**Written exercise**.
Identify all lines in the data containing the string "ставок". Copy them out.

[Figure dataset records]
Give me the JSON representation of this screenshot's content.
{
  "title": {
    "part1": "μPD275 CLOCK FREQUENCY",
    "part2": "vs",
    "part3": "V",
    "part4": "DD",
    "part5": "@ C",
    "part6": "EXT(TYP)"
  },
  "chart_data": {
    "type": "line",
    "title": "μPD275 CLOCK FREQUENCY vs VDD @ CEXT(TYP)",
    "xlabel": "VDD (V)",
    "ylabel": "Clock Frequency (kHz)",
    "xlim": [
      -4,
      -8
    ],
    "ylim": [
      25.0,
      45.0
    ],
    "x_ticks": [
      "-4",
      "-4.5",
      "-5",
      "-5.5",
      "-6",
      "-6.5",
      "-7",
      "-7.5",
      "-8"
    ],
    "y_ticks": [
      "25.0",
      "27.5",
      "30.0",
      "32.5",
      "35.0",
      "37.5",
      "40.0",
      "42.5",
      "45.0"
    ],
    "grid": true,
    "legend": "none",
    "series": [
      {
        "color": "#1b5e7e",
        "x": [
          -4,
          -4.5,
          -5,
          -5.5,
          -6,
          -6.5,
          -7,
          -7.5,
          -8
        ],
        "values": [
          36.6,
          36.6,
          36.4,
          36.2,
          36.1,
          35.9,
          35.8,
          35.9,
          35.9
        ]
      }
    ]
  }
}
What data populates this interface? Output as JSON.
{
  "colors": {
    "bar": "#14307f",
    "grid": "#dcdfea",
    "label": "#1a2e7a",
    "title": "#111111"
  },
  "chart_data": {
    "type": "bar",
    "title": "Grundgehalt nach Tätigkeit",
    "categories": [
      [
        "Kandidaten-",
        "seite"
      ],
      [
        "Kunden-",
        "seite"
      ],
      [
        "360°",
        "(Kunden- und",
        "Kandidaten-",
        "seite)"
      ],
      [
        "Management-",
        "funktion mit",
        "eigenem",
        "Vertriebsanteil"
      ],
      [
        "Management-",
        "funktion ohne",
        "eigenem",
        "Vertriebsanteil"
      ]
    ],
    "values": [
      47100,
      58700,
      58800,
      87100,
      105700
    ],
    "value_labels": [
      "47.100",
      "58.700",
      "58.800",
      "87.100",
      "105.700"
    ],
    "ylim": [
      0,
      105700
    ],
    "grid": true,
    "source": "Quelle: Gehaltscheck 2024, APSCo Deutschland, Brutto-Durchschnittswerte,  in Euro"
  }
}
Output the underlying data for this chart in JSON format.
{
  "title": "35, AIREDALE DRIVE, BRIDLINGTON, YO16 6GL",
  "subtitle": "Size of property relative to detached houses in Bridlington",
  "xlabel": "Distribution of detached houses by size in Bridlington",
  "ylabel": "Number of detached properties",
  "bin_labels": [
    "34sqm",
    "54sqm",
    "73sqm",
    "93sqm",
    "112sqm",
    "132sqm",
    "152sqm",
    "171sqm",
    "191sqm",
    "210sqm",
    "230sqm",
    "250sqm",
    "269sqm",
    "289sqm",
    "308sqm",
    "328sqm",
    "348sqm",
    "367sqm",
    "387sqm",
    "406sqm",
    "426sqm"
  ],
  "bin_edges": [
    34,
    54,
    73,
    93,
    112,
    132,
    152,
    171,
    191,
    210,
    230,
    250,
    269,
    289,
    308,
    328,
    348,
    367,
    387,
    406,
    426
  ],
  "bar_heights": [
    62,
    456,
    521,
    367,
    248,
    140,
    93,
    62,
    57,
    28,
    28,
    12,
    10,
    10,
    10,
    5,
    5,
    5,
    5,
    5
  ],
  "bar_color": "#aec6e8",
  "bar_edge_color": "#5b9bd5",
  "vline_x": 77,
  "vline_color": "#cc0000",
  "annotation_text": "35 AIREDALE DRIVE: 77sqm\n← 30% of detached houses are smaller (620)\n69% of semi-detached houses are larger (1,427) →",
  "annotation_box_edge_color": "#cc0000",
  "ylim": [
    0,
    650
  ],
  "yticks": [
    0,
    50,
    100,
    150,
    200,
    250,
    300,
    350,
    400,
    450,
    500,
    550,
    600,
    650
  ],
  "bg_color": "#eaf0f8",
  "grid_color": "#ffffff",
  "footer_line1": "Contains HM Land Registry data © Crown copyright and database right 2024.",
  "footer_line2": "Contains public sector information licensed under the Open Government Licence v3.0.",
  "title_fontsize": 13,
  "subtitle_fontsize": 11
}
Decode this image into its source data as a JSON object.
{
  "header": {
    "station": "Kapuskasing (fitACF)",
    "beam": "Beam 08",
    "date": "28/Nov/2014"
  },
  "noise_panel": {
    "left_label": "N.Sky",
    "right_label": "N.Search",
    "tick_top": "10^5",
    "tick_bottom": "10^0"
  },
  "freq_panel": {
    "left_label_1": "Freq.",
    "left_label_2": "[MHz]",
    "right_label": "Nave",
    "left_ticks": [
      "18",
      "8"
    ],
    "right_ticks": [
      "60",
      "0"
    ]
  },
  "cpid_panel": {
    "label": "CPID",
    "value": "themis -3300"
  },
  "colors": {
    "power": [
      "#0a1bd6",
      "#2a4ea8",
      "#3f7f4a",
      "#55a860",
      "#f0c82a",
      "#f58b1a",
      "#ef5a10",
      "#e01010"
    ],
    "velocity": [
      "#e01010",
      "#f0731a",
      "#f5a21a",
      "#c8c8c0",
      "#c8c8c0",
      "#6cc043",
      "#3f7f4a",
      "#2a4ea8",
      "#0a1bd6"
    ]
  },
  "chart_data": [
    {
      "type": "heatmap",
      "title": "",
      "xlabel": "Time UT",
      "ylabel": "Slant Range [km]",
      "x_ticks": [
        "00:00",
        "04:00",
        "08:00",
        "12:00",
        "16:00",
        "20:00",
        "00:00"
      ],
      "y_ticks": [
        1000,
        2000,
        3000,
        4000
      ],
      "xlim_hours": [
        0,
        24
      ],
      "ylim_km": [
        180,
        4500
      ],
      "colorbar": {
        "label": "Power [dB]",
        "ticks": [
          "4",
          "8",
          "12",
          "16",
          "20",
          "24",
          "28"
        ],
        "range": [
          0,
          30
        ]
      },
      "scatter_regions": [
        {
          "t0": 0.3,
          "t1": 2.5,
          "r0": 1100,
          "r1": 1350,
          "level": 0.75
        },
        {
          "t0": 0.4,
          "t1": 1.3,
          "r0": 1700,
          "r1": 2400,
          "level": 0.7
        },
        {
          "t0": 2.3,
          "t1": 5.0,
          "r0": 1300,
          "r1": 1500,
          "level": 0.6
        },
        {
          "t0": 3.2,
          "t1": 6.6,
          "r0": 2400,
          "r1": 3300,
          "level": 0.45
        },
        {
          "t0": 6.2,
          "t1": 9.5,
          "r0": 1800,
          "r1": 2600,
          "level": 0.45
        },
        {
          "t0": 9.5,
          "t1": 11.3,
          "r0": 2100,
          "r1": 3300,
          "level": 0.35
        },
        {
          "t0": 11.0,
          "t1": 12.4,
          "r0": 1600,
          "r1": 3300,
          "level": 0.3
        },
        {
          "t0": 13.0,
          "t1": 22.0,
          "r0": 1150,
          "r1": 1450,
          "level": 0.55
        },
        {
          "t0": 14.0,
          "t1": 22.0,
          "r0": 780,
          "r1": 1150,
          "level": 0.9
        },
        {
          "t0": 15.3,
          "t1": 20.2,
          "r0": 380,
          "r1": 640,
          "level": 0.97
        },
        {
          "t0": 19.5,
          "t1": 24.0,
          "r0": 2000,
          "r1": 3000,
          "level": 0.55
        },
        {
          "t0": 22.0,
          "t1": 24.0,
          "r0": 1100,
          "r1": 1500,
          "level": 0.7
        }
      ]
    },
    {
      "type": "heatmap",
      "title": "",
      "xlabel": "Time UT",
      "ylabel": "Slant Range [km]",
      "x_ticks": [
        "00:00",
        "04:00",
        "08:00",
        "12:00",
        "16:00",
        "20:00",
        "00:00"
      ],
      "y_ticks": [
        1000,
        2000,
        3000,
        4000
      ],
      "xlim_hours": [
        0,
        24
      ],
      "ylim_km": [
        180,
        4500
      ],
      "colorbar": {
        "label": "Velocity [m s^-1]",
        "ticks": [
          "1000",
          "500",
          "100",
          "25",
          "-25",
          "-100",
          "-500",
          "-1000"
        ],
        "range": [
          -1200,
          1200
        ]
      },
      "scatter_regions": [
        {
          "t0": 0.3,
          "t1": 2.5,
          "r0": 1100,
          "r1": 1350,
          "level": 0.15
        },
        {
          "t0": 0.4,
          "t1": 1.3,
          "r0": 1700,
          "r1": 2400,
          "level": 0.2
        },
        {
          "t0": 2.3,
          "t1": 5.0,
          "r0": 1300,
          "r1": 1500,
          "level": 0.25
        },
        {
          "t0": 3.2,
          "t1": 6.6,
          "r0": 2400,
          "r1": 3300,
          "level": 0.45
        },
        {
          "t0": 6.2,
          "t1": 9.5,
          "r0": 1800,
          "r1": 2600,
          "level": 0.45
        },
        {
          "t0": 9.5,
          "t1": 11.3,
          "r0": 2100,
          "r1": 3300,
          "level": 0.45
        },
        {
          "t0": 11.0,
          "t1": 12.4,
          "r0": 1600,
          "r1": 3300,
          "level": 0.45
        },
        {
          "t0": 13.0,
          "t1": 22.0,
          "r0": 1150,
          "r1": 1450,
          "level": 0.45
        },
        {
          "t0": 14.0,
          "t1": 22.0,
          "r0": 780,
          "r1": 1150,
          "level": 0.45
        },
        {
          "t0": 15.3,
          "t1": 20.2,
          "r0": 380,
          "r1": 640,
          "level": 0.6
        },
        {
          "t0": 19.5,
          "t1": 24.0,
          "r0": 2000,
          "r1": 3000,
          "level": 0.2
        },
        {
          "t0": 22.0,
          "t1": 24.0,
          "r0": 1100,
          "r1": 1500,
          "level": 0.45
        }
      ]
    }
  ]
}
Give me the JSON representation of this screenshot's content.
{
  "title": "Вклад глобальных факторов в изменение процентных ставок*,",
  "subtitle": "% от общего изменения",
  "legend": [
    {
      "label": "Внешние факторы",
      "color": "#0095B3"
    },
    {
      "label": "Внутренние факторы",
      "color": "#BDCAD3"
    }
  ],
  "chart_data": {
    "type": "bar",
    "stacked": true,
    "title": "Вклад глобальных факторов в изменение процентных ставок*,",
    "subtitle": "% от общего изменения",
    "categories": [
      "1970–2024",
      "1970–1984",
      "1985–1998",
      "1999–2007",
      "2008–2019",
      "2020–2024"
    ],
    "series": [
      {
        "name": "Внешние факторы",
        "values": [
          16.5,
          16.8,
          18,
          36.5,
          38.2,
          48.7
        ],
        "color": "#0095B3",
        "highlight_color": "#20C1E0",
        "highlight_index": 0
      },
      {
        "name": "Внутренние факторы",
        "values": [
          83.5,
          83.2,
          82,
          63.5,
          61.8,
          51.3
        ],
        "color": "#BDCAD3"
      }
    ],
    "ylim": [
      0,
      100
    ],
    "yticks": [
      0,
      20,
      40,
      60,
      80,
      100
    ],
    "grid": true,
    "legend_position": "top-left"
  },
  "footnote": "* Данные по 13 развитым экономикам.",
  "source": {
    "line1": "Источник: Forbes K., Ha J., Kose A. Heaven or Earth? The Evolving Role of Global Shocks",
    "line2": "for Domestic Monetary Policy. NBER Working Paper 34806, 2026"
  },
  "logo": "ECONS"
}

**Solution for this exercise**.
  "title": "Вклад глобальных факторов в изменение процентных ставок*,",
    "title": "Вклад глобальных факторов в изменение процентных ставок*,",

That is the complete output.